Available records:
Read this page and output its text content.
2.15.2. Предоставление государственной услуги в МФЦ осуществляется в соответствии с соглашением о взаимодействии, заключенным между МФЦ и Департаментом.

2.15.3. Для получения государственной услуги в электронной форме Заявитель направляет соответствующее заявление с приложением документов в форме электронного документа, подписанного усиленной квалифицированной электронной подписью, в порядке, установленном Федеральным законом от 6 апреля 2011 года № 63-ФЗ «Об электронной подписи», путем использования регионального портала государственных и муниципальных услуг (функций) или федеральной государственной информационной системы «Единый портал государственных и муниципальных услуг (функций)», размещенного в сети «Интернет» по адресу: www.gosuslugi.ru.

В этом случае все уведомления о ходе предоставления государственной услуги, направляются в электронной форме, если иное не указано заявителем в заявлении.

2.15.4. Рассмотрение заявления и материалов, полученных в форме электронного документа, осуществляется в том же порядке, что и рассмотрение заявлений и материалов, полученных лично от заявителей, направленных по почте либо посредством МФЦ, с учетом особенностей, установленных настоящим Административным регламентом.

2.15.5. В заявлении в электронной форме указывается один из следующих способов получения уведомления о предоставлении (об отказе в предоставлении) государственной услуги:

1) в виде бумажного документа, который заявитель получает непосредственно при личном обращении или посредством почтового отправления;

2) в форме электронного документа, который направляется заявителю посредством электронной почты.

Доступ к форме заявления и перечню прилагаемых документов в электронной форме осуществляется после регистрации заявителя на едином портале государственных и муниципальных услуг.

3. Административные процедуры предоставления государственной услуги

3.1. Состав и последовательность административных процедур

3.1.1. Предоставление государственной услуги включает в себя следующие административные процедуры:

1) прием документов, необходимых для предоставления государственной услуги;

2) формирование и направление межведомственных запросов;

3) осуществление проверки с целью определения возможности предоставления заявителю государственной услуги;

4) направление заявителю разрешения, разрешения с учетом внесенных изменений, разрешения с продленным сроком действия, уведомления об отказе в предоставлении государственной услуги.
==
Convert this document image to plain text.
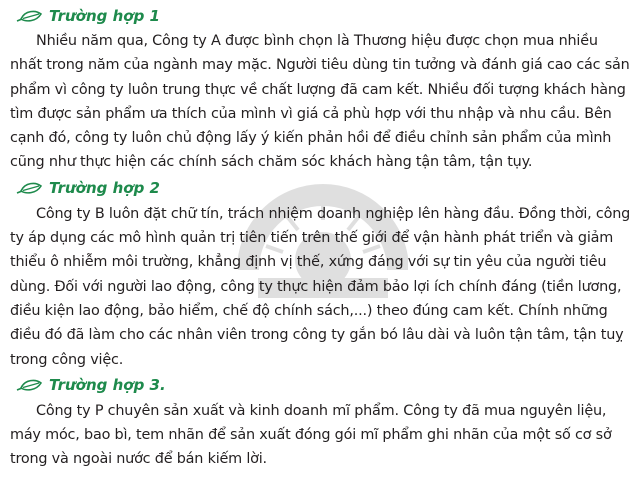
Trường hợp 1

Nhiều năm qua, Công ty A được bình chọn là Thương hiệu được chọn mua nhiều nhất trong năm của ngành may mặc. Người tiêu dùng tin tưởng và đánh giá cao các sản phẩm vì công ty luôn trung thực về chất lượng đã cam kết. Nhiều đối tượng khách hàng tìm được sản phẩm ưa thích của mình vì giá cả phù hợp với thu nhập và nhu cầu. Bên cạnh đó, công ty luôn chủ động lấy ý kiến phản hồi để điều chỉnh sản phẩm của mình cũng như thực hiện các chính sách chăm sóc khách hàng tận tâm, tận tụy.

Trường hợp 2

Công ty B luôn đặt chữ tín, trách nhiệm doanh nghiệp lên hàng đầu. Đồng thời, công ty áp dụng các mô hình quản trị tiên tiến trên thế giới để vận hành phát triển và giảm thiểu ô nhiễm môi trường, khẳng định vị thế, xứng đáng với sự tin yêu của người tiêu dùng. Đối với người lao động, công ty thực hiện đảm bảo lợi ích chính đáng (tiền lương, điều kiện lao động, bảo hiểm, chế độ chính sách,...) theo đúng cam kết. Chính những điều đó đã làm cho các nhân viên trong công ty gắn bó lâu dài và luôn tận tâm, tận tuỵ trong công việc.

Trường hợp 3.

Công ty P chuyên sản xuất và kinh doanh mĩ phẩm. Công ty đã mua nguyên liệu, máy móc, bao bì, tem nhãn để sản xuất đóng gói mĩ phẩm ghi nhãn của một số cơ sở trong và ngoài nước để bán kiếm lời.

Task details:
Across the preceding material, how many lines contain the word "doanh"? State the number alone.

Correct answer:
2